Goal of the exercise.
Search the listing below for "endroit". Copy each matching line.

Stored records.
☆ ☆ ☆ ☆ ☆ ☆ ☆
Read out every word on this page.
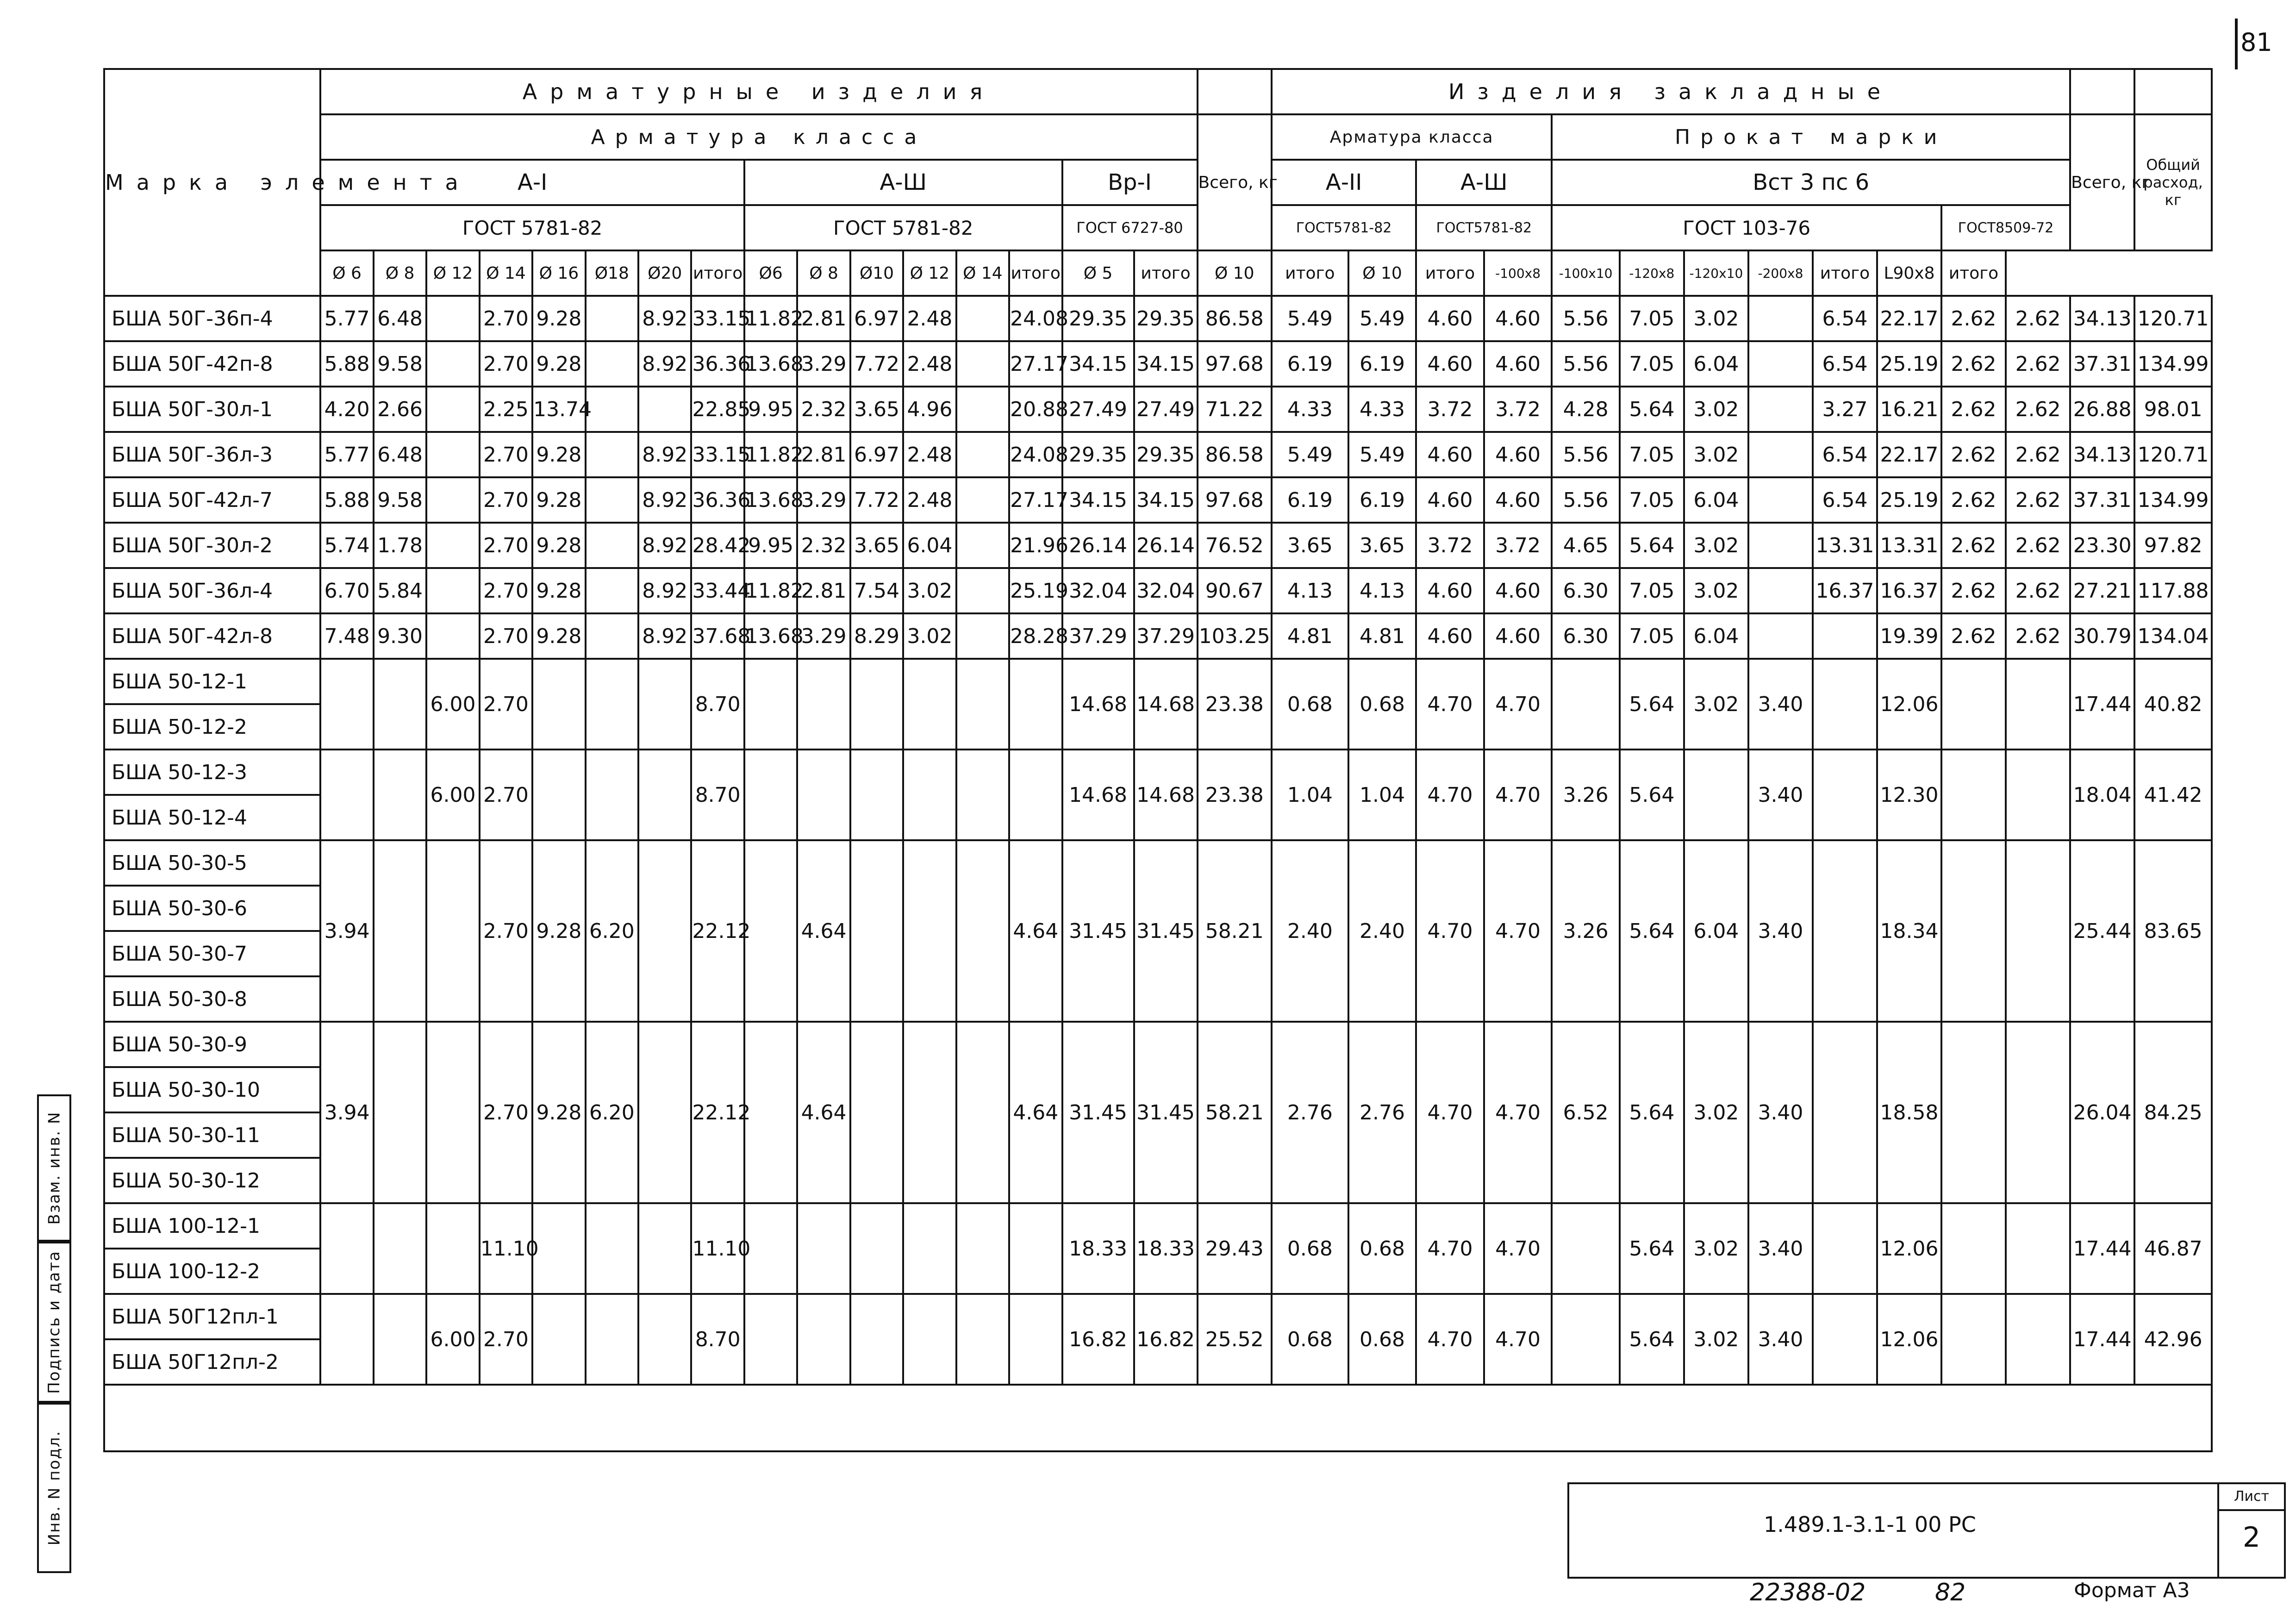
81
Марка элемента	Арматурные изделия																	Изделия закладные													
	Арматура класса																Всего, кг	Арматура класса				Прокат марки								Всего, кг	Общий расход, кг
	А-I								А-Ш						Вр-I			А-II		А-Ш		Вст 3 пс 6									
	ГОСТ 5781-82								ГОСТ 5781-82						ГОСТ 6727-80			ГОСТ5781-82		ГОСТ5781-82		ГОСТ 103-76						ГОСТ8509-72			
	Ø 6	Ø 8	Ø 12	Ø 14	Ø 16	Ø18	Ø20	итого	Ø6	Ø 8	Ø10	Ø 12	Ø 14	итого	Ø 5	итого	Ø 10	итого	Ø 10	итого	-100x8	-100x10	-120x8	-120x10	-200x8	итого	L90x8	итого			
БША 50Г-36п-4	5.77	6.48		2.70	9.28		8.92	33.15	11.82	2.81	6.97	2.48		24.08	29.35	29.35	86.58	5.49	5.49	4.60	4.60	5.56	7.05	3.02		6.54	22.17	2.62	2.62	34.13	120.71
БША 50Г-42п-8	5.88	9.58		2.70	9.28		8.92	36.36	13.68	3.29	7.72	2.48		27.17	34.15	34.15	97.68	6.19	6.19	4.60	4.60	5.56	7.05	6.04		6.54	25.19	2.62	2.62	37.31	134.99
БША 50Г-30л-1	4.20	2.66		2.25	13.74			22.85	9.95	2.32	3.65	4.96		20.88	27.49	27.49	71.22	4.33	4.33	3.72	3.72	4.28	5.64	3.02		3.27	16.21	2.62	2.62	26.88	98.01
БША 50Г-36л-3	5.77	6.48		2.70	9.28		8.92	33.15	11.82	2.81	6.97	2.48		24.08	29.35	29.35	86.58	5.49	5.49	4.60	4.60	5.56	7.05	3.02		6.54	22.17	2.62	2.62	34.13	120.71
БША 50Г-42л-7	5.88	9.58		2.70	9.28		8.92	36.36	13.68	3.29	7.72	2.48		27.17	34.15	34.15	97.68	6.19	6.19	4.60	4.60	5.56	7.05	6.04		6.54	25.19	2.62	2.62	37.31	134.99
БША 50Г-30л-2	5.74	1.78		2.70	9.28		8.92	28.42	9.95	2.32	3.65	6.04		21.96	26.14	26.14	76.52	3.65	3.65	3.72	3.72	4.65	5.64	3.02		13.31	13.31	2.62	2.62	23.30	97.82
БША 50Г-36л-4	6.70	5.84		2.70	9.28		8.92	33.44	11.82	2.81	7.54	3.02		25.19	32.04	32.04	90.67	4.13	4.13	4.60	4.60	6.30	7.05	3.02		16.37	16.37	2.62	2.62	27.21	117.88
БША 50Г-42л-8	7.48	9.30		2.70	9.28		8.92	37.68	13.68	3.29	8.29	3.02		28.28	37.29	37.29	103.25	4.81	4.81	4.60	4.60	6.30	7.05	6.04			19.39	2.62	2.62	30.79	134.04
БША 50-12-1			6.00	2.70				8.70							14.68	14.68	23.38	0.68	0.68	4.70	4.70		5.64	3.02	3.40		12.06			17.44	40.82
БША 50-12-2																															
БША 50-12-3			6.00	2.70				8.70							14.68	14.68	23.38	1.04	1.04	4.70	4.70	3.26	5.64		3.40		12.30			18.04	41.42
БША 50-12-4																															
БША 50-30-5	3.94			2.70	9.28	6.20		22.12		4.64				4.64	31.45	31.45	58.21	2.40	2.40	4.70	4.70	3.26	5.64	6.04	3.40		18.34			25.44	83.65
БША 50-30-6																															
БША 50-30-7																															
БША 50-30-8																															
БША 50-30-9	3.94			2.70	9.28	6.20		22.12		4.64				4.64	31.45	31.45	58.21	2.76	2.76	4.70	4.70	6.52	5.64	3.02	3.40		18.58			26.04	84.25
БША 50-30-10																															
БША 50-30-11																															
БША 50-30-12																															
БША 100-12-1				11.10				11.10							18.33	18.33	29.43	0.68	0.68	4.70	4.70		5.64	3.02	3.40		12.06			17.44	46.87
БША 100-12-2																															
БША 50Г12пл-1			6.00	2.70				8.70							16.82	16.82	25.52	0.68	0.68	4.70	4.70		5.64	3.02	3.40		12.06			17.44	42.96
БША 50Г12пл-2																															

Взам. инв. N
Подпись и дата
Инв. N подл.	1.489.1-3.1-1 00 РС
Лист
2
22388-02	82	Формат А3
☆ ☆ ☆ ☆ ☆ ☆ ☆
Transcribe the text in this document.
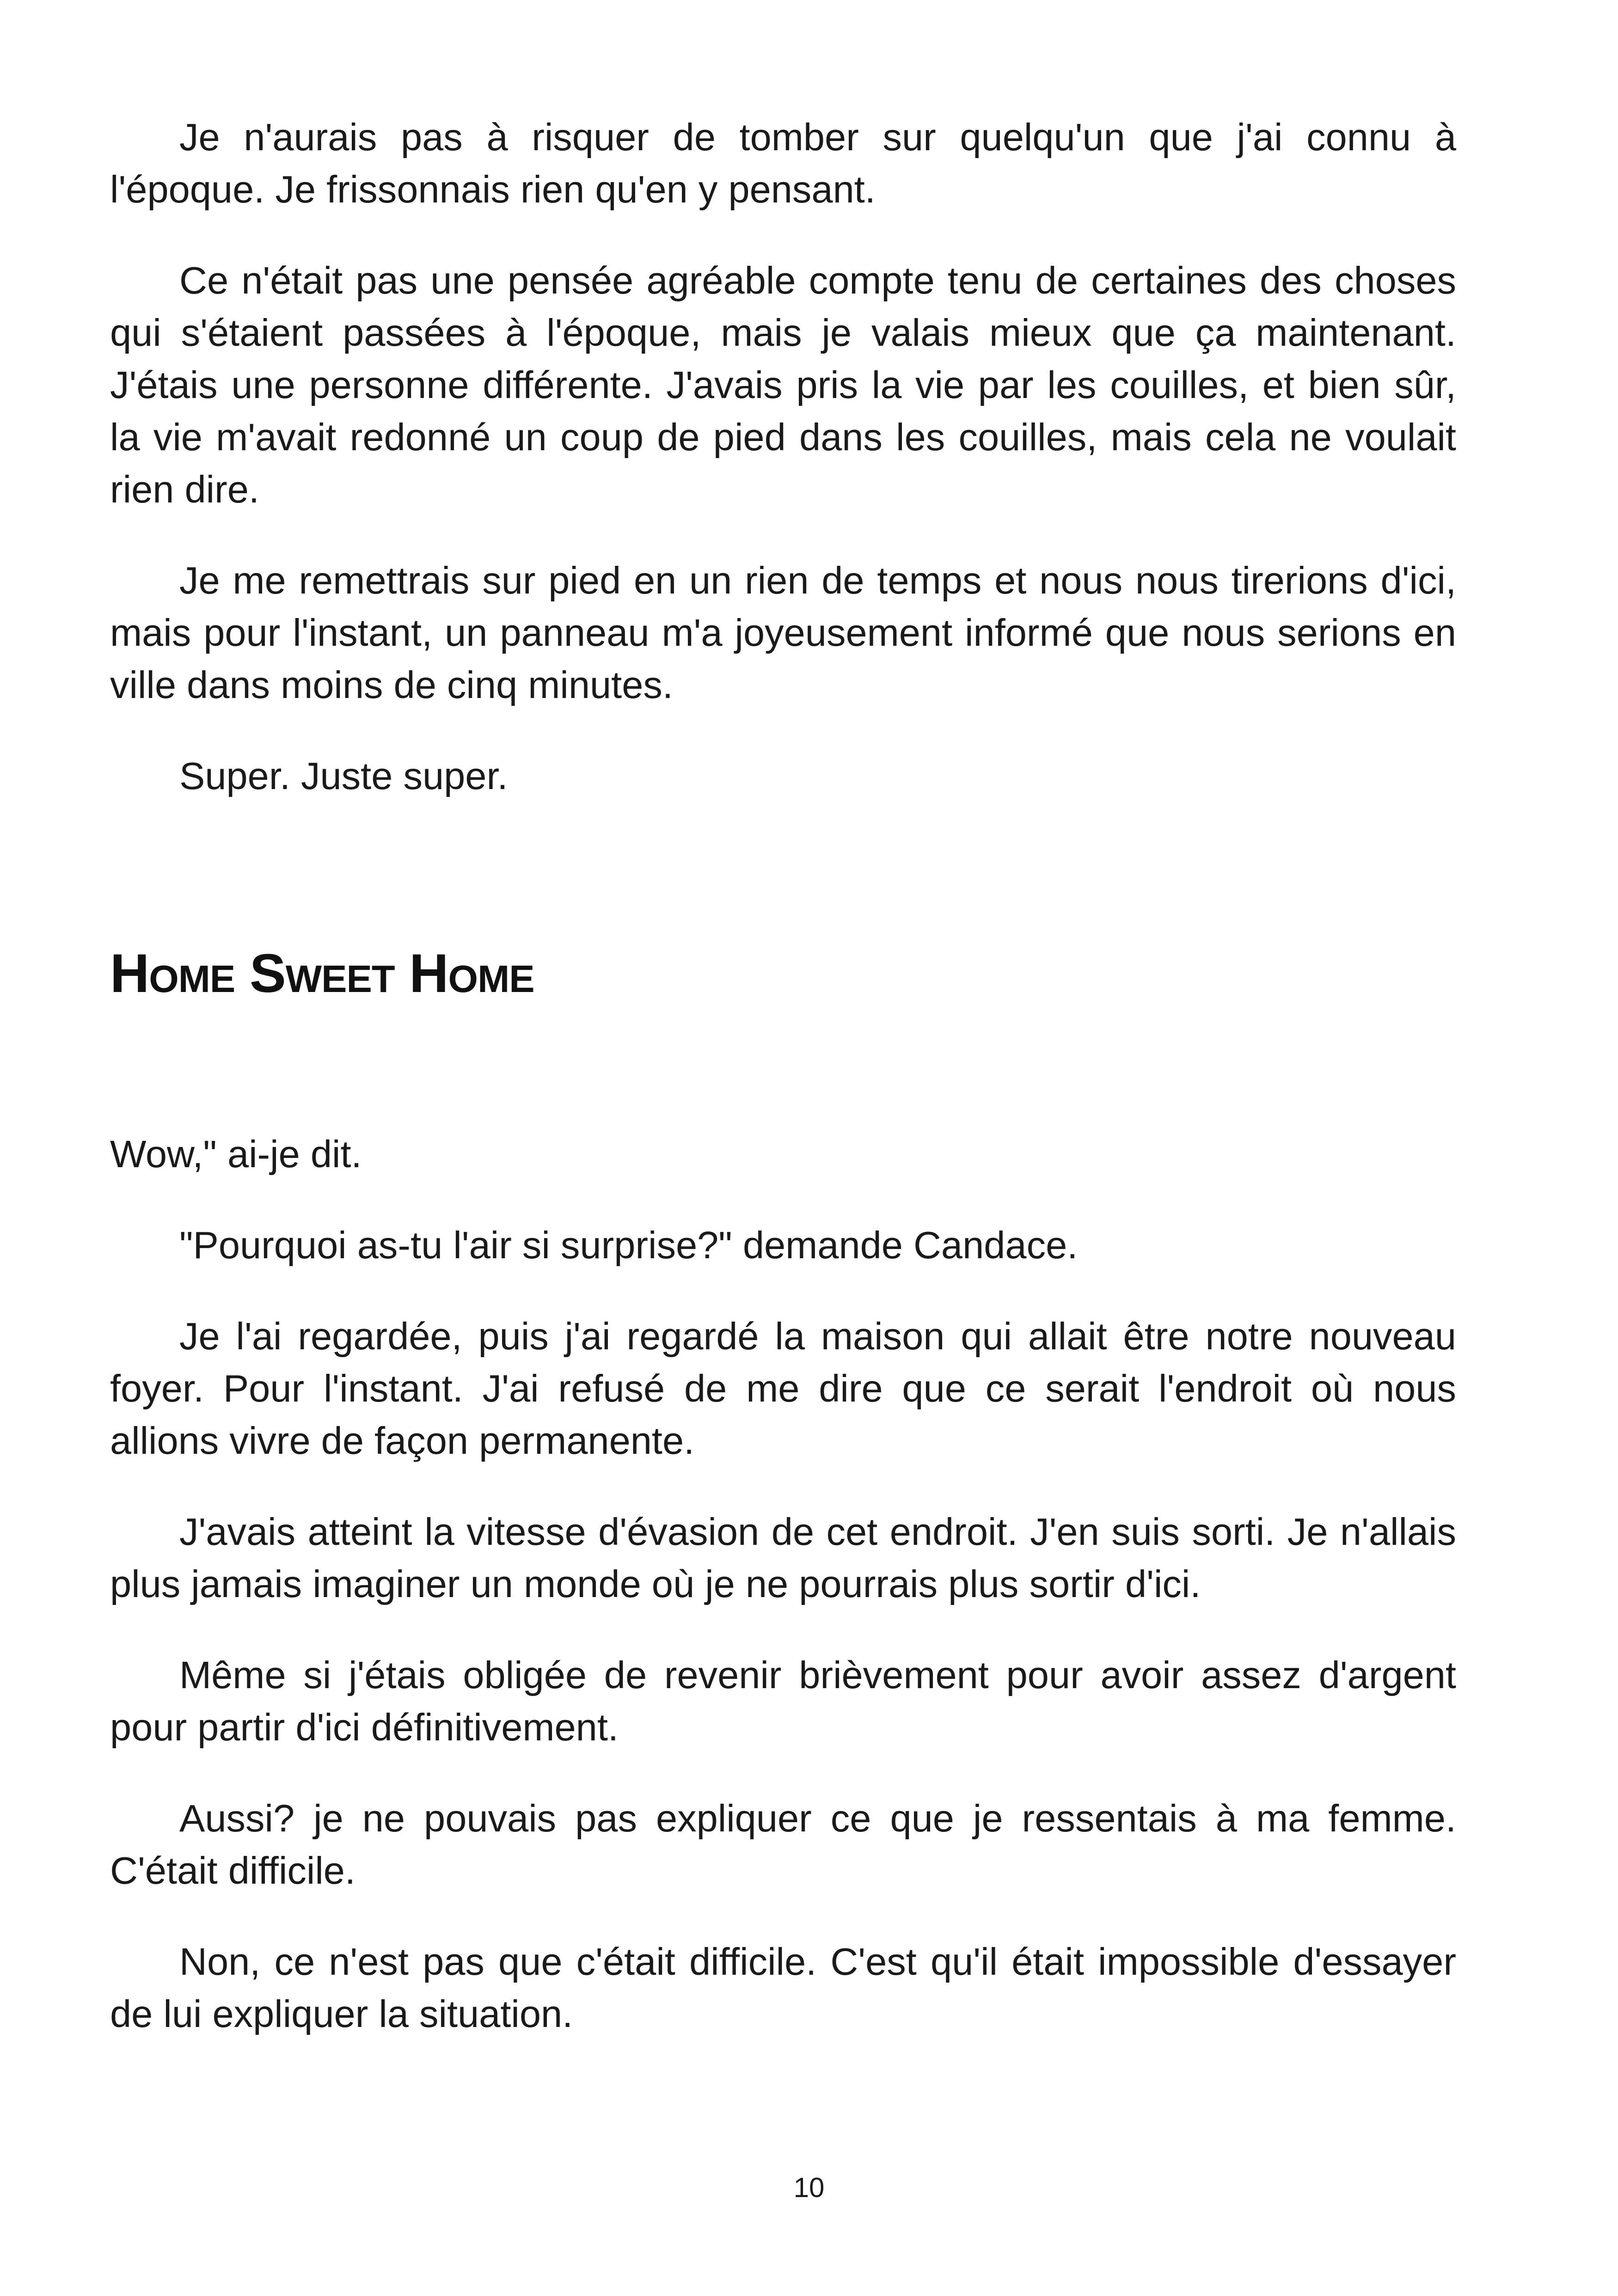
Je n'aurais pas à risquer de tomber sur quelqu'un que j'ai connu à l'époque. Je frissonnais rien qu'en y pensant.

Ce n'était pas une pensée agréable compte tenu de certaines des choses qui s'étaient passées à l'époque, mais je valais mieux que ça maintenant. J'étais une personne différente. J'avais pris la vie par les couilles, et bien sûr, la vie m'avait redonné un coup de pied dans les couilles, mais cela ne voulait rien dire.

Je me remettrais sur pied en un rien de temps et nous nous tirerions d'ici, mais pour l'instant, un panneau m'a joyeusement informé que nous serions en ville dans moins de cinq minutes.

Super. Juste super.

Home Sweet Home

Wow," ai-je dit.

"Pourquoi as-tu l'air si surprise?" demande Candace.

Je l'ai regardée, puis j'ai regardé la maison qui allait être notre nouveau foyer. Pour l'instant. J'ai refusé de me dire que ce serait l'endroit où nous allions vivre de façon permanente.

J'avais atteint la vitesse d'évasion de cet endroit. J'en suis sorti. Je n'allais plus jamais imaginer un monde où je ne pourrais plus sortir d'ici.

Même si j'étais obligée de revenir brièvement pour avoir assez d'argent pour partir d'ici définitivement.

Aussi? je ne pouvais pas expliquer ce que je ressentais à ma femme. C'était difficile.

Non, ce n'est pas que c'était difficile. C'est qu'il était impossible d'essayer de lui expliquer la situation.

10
☆ ☆ ☆ ☆ ☆ ☆ ☆
Answer for the task.
Je l'ai regardée, puis j'ai regardé la maison qui allait être notre nouveau foyer. Pour l'instant. J'ai refusé de me dire que ce serait l'endroit où nous allions vivre de façon permanente.
J'avais atteint la vitesse d'évasion de cet endroit. J'en suis sorti. Je n'allais plus jamais imaginer un monde où je ne pourrais plus sortir d'ici.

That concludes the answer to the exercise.